*REQUIRED WORK:* Repeat verbatim only the lines from the one with "Output a JSON" through the one with "Convert this screenshot", both ends kept. Pictures stay out.

*INPUT:*
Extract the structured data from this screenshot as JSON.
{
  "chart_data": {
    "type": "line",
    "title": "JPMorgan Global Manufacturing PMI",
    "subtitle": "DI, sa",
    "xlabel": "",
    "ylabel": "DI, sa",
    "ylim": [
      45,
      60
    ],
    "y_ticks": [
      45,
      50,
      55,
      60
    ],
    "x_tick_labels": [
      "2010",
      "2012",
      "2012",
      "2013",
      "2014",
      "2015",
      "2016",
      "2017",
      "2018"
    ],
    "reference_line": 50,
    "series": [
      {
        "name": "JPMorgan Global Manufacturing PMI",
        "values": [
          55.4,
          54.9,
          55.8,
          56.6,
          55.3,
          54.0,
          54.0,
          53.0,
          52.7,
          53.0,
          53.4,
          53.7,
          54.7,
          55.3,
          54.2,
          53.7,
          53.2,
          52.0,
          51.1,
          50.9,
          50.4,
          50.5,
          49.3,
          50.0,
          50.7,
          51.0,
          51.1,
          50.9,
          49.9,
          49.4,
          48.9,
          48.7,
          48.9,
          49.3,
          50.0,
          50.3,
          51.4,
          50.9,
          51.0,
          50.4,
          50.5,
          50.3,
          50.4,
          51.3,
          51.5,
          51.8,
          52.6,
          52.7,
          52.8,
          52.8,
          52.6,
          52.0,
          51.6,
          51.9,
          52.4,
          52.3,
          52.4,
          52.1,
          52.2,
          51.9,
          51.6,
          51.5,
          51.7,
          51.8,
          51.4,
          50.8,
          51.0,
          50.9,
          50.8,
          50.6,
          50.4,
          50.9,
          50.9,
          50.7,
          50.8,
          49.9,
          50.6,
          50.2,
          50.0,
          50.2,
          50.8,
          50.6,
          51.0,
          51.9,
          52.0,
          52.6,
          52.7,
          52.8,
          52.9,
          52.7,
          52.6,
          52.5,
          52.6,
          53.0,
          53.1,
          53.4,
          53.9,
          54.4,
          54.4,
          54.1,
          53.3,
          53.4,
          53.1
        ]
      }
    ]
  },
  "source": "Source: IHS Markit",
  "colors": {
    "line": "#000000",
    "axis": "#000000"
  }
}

--

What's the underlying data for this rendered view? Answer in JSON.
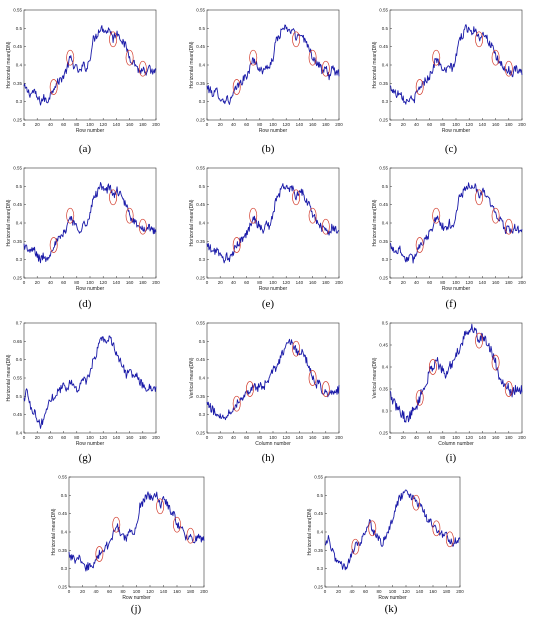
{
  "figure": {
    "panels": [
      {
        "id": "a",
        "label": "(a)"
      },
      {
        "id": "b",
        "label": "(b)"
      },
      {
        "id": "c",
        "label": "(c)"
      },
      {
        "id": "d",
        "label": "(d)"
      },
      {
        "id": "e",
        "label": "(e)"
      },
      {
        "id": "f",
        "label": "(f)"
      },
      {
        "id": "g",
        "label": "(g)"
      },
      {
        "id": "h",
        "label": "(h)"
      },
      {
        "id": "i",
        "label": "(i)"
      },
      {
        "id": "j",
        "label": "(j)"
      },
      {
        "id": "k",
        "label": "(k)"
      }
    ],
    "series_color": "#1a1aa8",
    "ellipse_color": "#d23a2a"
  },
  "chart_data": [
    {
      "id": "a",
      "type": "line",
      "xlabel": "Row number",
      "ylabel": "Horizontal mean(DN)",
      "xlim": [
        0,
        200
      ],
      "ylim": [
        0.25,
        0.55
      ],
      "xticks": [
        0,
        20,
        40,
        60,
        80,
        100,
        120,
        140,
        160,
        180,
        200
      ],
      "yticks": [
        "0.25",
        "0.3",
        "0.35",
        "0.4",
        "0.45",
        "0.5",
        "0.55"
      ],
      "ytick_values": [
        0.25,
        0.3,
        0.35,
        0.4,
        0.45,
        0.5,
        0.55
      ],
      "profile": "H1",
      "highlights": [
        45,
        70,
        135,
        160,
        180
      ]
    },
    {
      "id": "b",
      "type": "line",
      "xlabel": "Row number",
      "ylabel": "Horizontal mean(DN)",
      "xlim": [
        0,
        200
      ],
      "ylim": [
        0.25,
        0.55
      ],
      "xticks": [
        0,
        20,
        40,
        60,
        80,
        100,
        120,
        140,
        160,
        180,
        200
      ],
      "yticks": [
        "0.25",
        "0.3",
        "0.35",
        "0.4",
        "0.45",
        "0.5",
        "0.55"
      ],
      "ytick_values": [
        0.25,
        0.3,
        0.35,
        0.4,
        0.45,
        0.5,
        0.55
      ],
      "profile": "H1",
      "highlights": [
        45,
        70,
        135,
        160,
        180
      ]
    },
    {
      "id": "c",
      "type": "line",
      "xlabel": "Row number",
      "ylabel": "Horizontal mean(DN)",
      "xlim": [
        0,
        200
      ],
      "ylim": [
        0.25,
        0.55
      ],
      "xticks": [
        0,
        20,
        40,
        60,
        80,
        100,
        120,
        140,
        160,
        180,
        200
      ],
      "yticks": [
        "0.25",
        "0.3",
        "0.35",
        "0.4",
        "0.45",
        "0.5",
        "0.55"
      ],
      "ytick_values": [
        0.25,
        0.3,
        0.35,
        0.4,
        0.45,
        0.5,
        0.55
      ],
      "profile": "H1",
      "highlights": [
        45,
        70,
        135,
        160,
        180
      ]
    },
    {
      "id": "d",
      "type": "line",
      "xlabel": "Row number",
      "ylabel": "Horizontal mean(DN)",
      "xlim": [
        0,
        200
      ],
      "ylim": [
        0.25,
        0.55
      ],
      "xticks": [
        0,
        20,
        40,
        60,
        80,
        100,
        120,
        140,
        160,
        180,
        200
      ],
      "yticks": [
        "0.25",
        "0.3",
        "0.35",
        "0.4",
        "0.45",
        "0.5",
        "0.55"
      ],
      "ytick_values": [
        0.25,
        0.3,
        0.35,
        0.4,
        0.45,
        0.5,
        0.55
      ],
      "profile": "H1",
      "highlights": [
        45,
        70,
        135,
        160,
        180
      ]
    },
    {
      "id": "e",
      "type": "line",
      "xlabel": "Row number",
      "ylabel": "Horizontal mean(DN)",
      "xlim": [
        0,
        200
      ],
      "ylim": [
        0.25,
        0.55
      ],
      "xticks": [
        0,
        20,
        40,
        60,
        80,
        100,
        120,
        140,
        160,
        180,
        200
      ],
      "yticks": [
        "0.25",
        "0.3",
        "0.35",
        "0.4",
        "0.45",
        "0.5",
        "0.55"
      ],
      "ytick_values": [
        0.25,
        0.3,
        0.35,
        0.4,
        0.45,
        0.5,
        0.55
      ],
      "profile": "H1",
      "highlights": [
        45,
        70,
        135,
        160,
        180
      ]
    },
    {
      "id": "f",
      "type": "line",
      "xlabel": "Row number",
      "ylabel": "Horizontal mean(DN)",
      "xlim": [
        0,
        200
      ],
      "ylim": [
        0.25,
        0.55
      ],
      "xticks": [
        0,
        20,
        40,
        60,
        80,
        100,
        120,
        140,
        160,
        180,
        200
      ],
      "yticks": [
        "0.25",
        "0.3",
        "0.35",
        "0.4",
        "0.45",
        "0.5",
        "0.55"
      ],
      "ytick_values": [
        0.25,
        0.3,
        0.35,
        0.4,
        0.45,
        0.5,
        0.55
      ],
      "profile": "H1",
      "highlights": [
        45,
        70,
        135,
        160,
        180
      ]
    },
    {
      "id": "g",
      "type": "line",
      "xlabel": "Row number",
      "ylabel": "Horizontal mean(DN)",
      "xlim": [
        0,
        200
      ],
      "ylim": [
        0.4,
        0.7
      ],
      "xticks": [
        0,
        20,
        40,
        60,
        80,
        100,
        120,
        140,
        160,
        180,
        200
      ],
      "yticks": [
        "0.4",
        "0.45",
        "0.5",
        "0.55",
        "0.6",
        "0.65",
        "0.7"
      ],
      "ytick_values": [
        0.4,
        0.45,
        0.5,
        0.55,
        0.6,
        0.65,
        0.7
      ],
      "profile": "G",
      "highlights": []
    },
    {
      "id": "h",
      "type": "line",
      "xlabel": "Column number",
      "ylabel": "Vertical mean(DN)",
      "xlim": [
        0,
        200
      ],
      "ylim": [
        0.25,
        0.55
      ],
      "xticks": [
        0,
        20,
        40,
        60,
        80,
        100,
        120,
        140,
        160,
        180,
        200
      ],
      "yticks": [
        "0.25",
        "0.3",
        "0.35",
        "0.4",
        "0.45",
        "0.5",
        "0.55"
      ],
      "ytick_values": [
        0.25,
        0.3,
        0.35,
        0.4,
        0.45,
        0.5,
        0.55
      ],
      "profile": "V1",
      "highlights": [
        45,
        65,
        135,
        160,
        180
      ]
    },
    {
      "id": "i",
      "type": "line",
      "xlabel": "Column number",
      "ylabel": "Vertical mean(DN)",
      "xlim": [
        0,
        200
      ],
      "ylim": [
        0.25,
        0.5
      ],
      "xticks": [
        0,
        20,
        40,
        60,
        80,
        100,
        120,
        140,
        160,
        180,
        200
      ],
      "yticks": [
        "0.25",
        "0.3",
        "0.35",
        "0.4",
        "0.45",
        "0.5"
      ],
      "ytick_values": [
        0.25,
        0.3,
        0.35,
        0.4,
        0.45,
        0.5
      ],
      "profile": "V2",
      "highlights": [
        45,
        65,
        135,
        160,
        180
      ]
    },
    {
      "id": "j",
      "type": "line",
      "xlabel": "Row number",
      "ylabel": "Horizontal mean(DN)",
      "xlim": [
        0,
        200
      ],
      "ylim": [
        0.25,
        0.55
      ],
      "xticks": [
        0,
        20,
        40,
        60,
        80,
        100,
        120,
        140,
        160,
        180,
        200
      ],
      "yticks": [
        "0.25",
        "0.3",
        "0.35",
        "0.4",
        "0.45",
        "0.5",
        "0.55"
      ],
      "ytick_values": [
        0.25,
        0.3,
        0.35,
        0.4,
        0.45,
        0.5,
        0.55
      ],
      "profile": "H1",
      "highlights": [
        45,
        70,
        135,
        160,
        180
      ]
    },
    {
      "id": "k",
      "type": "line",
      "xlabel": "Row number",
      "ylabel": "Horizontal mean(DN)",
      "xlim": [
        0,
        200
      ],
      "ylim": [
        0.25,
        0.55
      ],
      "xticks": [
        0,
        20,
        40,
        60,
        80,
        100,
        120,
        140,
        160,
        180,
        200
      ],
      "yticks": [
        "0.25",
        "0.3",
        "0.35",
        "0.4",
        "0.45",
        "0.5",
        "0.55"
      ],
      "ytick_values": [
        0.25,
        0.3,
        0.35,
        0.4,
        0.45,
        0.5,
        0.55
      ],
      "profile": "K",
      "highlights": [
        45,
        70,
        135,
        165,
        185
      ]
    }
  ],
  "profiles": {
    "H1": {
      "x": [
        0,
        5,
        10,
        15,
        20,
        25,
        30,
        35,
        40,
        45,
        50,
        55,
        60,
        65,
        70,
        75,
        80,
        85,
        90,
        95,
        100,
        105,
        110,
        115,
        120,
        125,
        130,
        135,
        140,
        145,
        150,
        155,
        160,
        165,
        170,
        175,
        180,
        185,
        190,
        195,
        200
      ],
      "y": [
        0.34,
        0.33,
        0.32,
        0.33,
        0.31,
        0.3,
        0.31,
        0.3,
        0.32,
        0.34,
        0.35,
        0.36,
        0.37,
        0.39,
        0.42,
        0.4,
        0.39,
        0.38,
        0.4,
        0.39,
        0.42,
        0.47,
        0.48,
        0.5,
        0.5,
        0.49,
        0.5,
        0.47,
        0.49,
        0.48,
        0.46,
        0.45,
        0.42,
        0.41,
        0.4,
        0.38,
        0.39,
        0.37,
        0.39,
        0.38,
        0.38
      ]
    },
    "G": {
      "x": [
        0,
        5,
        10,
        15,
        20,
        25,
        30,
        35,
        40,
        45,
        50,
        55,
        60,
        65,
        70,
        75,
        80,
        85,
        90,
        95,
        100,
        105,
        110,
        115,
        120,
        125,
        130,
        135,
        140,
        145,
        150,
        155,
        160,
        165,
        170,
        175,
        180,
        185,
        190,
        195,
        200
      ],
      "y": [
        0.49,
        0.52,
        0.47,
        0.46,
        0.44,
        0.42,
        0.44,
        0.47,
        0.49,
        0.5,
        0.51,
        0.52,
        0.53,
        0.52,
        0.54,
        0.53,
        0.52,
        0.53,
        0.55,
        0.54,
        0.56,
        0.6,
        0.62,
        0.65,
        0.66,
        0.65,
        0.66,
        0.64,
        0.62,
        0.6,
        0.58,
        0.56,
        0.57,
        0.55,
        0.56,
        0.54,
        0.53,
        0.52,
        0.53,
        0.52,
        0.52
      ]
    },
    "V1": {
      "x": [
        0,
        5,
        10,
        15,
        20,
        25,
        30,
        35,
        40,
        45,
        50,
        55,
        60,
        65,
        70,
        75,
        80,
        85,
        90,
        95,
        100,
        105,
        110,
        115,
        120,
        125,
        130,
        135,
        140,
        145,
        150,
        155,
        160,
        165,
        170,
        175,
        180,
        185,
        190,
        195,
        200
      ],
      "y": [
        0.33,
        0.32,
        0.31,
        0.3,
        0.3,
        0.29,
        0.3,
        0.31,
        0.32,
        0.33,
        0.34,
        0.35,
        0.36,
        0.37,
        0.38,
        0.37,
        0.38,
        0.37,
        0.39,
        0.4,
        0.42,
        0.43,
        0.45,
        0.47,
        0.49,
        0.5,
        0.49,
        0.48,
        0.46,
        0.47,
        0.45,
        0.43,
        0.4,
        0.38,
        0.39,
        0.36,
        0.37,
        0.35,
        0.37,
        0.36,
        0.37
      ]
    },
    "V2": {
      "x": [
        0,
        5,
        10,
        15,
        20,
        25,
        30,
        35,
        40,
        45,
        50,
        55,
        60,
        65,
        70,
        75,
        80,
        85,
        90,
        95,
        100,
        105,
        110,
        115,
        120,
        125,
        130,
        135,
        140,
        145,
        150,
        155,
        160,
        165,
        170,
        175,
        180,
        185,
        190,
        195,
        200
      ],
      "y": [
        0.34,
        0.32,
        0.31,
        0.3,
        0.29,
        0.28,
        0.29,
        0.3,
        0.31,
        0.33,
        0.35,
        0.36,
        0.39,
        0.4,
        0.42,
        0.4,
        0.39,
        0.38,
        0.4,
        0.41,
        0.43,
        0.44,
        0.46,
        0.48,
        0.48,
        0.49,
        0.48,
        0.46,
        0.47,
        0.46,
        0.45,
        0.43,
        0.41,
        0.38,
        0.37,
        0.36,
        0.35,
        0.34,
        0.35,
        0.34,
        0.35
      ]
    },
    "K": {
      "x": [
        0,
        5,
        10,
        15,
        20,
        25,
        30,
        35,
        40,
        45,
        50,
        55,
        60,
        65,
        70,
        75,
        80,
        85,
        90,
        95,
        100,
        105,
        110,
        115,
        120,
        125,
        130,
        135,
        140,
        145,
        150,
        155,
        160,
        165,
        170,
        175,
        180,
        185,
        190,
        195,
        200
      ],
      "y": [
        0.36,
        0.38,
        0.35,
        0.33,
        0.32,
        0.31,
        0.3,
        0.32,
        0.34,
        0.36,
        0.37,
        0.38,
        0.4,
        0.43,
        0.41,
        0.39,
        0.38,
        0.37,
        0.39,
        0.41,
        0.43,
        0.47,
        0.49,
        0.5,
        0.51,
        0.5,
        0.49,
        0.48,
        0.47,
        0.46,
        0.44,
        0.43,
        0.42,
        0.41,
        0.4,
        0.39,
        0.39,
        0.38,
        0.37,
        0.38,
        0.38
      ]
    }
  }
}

---

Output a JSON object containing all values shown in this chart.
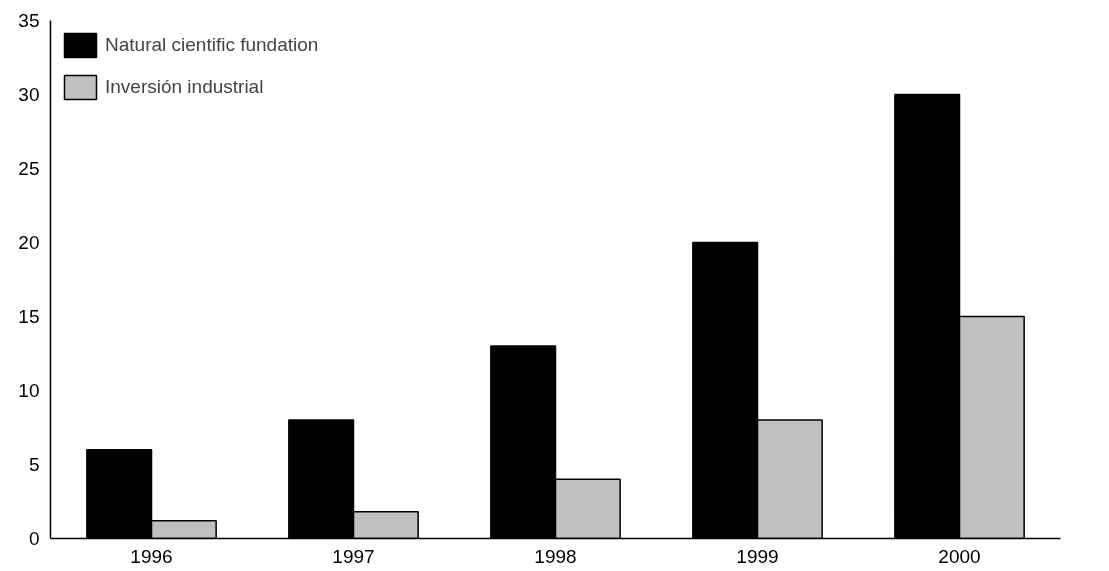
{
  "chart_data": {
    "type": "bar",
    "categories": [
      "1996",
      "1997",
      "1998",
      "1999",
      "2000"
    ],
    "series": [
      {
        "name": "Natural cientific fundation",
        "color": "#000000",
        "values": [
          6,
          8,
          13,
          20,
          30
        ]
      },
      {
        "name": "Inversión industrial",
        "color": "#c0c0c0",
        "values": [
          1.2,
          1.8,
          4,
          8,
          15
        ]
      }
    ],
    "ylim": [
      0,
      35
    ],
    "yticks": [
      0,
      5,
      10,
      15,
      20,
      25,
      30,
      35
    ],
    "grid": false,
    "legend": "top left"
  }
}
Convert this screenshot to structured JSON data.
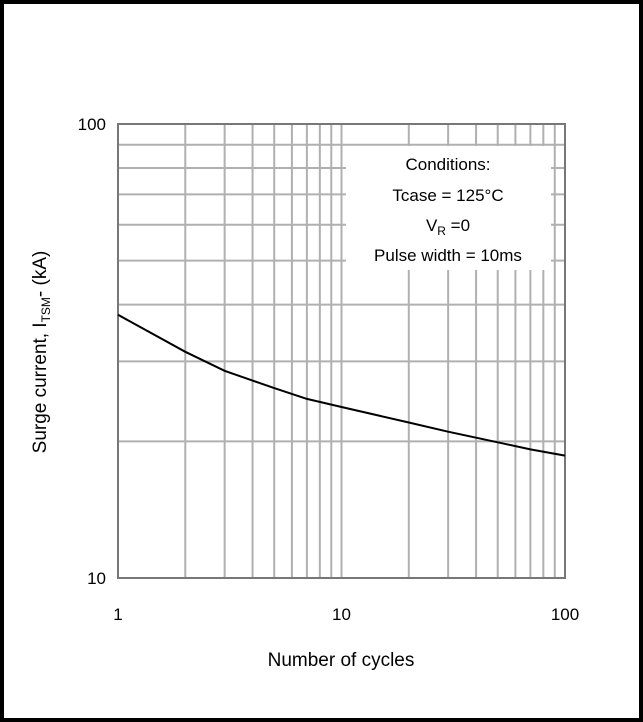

*RESPONSE TO THIS EXERCISE:*
Output a JSON object containing all values shown in this chart.
{
  "chart_data": {
    "type": "bar",
    "categories": [
      "1996",
      "1997",
      "1998",
      "1999",
      "2000"
    ],
    "series": [
      {
        "name": "Natural cientific fundation",
        "color": "#000000",
        "values": [
          6,
          8,
          13,
          20,
          30
        ]
      },
      {
        "name": "Inversión industrial",
        "color": "#c0c0c0",
        "values": [
          1.2,
          1.8,
          4,
          8,
          15
        ]
      }
    ],
    "ylim": [
      0,
      35
    ],
    "yticks": [
      0,
      5,
      10,
      15,
      20,
      25,
      30,
      35
    ],
    "grid": false,
    "legend": "top left"
  }
}
Convert this screenshot to structured JSON data.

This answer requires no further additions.